• STORED DATA:
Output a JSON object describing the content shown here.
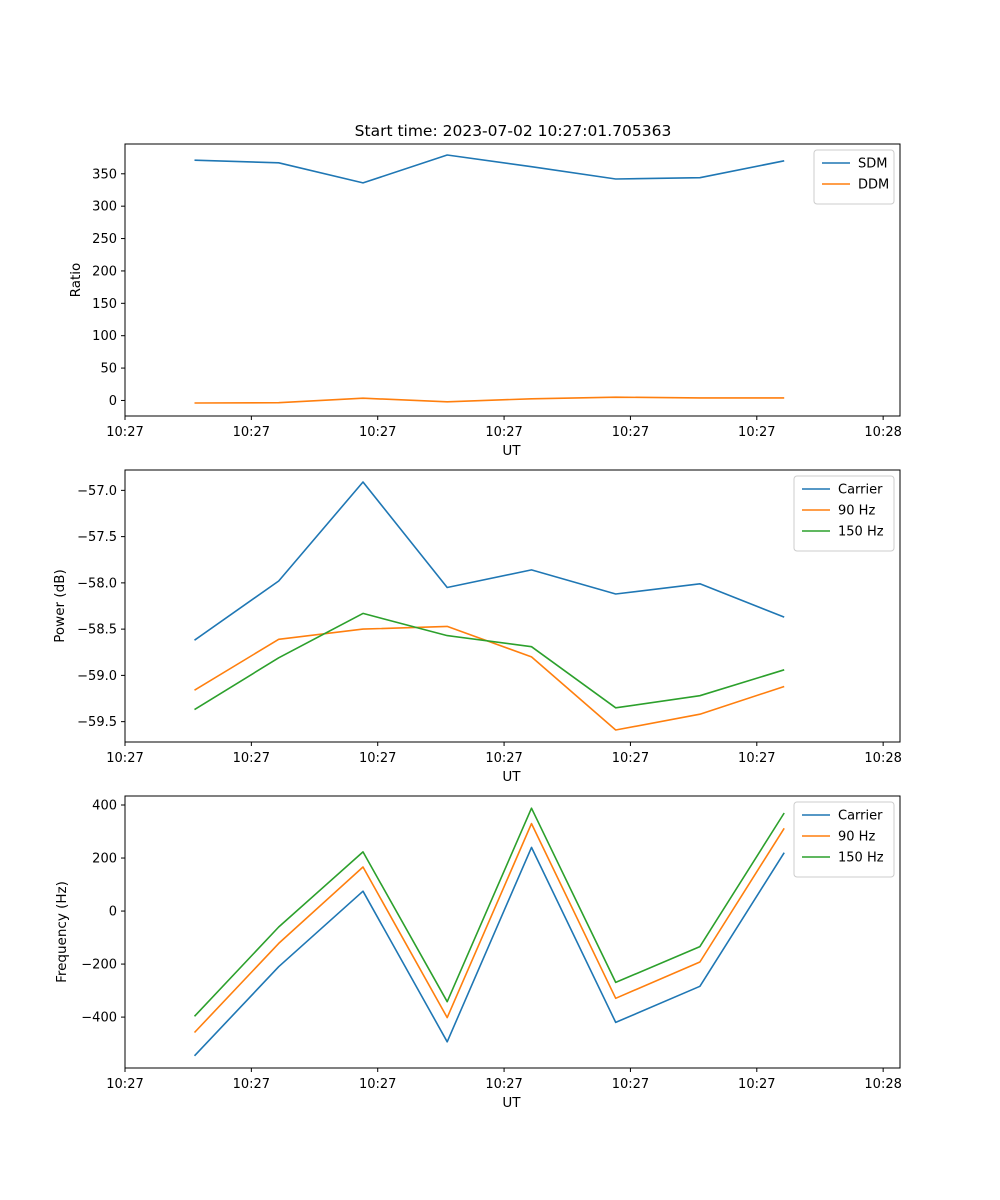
{
  "title": "Start time: 2023-07-02 10:27:01.705363",
  "chart_data": [
    {
      "type": "line",
      "xlabel": "UT",
      "ylabel": "Ratio",
      "x": [
        1,
        2,
        3,
        4,
        5,
        6,
        7,
        8
      ],
      "xlim": [
        0.175,
        9.375
      ],
      "xticks": [
        0.175,
        1.675,
        3.175,
        4.675,
        6.175,
        7.675,
        9.175
      ],
      "xtick_labels": [
        "10:27",
        "10:27",
        "10:27",
        "10:27",
        "10:27",
        "10:27",
        "10:28"
      ],
      "ylim": [
        -24,
        396
      ],
      "yticks": [
        0,
        50,
        100,
        150,
        200,
        250,
        300,
        350
      ],
      "ytick_labels": [
        "0",
        "50",
        "100",
        "150",
        "200",
        "250",
        "300",
        "350"
      ],
      "legend": "top-right",
      "series": [
        {
          "name": "SDM",
          "color": "#1f77b4",
          "values": [
            371,
            367,
            336,
            379,
            361,
            342,
            344,
            370
          ]
        },
        {
          "name": "DDM",
          "color": "#ff7f0e",
          "values": [
            -4,
            -3.5,
            3.5,
            -2,
            2.5,
            5,
            4,
            4
          ]
        }
      ]
    },
    {
      "type": "line",
      "xlabel": "UT",
      "ylabel": "Power (dB)",
      "x": [
        1,
        2,
        3,
        4,
        5,
        6,
        7,
        8
      ],
      "xlim": [
        0.175,
        9.375
      ],
      "xticks": [
        0.175,
        1.675,
        3.175,
        4.675,
        6.175,
        7.675,
        9.175
      ],
      "xtick_labels": [
        "10:27",
        "10:27",
        "10:27",
        "10:27",
        "10:27",
        "10:27",
        "10:28"
      ],
      "ylim": [
        -59.72,
        -56.78
      ],
      "yticks": [
        -59.5,
        -59.0,
        -58.5,
        -58.0,
        -57.5,
        -57.0
      ],
      "ytick_labels": [
        "−59.5",
        "−59.0",
        "−58.5",
        "−58.0",
        "−57.5",
        "−57.0"
      ],
      "legend": "top-right",
      "series": [
        {
          "name": "Carrier",
          "color": "#1f77b4",
          "values": [
            -58.62,
            -57.98,
            -56.91,
            -58.05,
            -57.86,
            -58.12,
            -58.01,
            -58.37
          ]
        },
        {
          "name": "90 Hz",
          "color": "#ff7f0e",
          "values": [
            -59.16,
            -58.61,
            -58.5,
            -58.47,
            -58.8,
            -59.59,
            -59.42,
            -59.12
          ]
        },
        {
          "name": "150 Hz",
          "color": "#2ca02c",
          "values": [
            -59.37,
            -58.81,
            -58.33,
            -58.57,
            -58.69,
            -59.35,
            -59.22,
            -58.94
          ]
        }
      ]
    },
    {
      "type": "line",
      "xlabel": "UT",
      "ylabel": "Frequency (Hz)",
      "x": [
        1,
        2,
        3,
        4,
        5,
        6,
        7,
        8
      ],
      "xlim": [
        0.175,
        9.375
      ],
      "xticks": [
        0.175,
        1.675,
        3.175,
        4.675,
        6.175,
        7.675,
        9.175
      ],
      "xtick_labels": [
        "10:27",
        "10:27",
        "10:27",
        "10:27",
        "10:27",
        "10:27",
        "10:28"
      ],
      "ylim": [
        -592,
        434
      ],
      "yticks": [
        -400,
        -200,
        0,
        200,
        400
      ],
      "ytick_labels": [
        "−400",
        "−200",
        "0",
        "200",
        "400"
      ],
      "legend": "top-right",
      "series": [
        {
          "name": "Carrier",
          "color": "#1f77b4",
          "values": [
            -546,
            -210,
            75,
            -493,
            240,
            -420,
            -284,
            220
          ]
        },
        {
          "name": "90 Hz",
          "color": "#ff7f0e",
          "values": [
            -458,
            -122,
            166,
            -402,
            330,
            -329,
            -192,
            312
          ]
        },
        {
          "name": "150 Hz",
          "color": "#2ca02c",
          "values": [
            -397,
            -60,
            223,
            -342,
            388,
            -269,
            -134,
            370
          ]
        }
      ]
    }
  ]
}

• THE TASK: Transcribe the records above verbatim. Do not carry over any picture.

• FULL RESPONSE:
Output a JSON object describing the content shown here.
{
  "title": "Start time: 2023-07-02 10:27:01.705363",
  "chart_data": [
    {
      "type": "line",
      "xlabel": "UT",
      "ylabel": "Ratio",
      "x": [
        1,
        2,
        3,
        4,
        5,
        6,
        7,
        8
      ],
      "xlim": [
        0.175,
        9.375
      ],
      "xticks": [
        0.175,
        1.675,
        3.175,
        4.675,
        6.175,
        7.675,
        9.175
      ],
      "xtick_labels": [
        "10:27",
        "10:27",
        "10:27",
        "10:27",
        "10:27",
        "10:27",
        "10:28"
      ],
      "ylim": [
        -24,
        396
      ],
      "yticks": [
        0,
        50,
        100,
        150,
        200,
        250,
        300,
        350
      ],
      "ytick_labels": [
        "0",
        "50",
        "100",
        "150",
        "200",
        "250",
        "300",
        "350"
      ],
      "legend": "top-right",
      "series": [
        {
          "name": "SDM",
          "color": "#1f77b4",
          "values": [
            371,
            367,
            336,
            379,
            361,
            342,
            344,
            370
          ]
        },
        {
          "name": "DDM",
          "color": "#ff7f0e",
          "values": [
            -4,
            -3.5,
            3.5,
            -2,
            2.5,
            5,
            4,
            4
          ]
        }
      ]
    },
    {
      "type": "line",
      "xlabel": "UT",
      "ylabel": "Power (dB)",
      "x": [
        1,
        2,
        3,
        4,
        5,
        6,
        7,
        8
      ],
      "xlim": [
        0.175,
        9.375
      ],
      "xticks": [
        0.175,
        1.675,
        3.175,
        4.675,
        6.175,
        7.675,
        9.175
      ],
      "xtick_labels": [
        "10:27",
        "10:27",
        "10:27",
        "10:27",
        "10:27",
        "10:27",
        "10:28"
      ],
      "ylim": [
        -59.72,
        -56.78
      ],
      "yticks": [
        -59.5,
        -59.0,
        -58.5,
        -58.0,
        -57.5,
        -57.0
      ],
      "ytick_labels": [
        "−59.5",
        "−59.0",
        "−58.5",
        "−58.0",
        "−57.5",
        "−57.0"
      ],
      "legend": "top-right",
      "series": [
        {
          "name": "Carrier",
          "color": "#1f77b4",
          "values": [
            -58.62,
            -57.98,
            -56.91,
            -58.05,
            -57.86,
            -58.12,
            -58.01,
            -58.37
          ]
        },
        {
          "name": "90 Hz",
          "color": "#ff7f0e",
          "values": [
            -59.16,
            -58.61,
            -58.5,
            -58.47,
            -58.8,
            -59.59,
            -59.42,
            -59.12
          ]
        },
        {
          "name": "150 Hz",
          "color": "#2ca02c",
          "values": [
            -59.37,
            -58.81,
            -58.33,
            -58.57,
            -58.69,
            -59.35,
            -59.22,
            -58.94
          ]
        }
      ]
    },
    {
      "type": "line",
      "xlabel": "UT",
      "ylabel": "Frequency (Hz)",
      "x": [
        1,
        2,
        3,
        4,
        5,
        6,
        7,
        8
      ],
      "xlim": [
        0.175,
        9.375
      ],
      "xticks": [
        0.175,
        1.675,
        3.175,
        4.675,
        6.175,
        7.675,
        9.175
      ],
      "xtick_labels": [
        "10:27",
        "10:27",
        "10:27",
        "10:27",
        "10:27",
        "10:27",
        "10:28"
      ],
      "ylim": [
        -592,
        434
      ],
      "yticks": [
        -400,
        -200,
        0,
        200,
        400
      ],
      "ytick_labels": [
        "−400",
        "−200",
        "0",
        "200",
        "400"
      ],
      "legend": "top-right",
      "series": [
        {
          "name": "Carrier",
          "color": "#1f77b4",
          "values": [
            -546,
            -210,
            75,
            -493,
            240,
            -420,
            -284,
            220
          ]
        },
        {
          "name": "90 Hz",
          "color": "#ff7f0e",
          "values": [
            -458,
            -122,
            166,
            -402,
            330,
            -329,
            -192,
            312
          ]
        },
        {
          "name": "150 Hz",
          "color": "#2ca02c",
          "values": [
            -397,
            -60,
            223,
            -342,
            388,
            -269,
            -134,
            370
          ]
        }
      ]
    }
  ]
}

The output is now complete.